** START OF Data entries **

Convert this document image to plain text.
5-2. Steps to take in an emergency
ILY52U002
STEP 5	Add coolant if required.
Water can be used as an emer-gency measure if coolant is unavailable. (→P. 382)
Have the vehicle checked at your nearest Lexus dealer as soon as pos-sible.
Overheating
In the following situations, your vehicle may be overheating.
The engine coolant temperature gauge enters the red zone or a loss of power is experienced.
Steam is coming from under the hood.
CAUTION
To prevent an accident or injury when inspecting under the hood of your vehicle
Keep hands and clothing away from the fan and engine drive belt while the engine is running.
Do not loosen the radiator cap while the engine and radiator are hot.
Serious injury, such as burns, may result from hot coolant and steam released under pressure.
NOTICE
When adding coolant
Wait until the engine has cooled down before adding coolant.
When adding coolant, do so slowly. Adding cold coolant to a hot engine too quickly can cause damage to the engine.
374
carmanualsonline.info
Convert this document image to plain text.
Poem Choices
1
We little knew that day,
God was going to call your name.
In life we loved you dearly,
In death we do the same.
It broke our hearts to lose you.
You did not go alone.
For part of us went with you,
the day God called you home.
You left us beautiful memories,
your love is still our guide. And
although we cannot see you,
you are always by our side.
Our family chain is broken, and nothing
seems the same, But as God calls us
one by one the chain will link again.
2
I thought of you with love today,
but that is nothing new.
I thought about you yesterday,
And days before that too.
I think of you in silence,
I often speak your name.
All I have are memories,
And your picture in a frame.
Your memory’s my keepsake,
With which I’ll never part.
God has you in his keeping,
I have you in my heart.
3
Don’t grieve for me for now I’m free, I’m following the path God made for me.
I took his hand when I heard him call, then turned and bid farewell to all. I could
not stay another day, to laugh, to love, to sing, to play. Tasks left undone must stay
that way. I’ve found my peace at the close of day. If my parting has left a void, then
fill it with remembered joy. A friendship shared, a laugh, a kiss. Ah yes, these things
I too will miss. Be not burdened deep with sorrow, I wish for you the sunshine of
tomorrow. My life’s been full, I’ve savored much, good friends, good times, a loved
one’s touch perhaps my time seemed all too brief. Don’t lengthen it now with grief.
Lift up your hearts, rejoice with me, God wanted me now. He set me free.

** END OF Data entries **

◆ Problem requirements
Go through the entries and return each line where the word "engine" appears.

◆ Expected answer
The engine coolant temperature gauge enters the red zone or a loss of power is experienced.
Keep hands and clothing away from the fan and engine drive belt while the engine is running.
Do not loosen the radiator cap while the engine and radiator are hot.
Wait until the engine has cooled down before adding coolant.
When adding coolant, do so slowly. Adding cold coolant to a hot engine too quickly can cause damage to the engine.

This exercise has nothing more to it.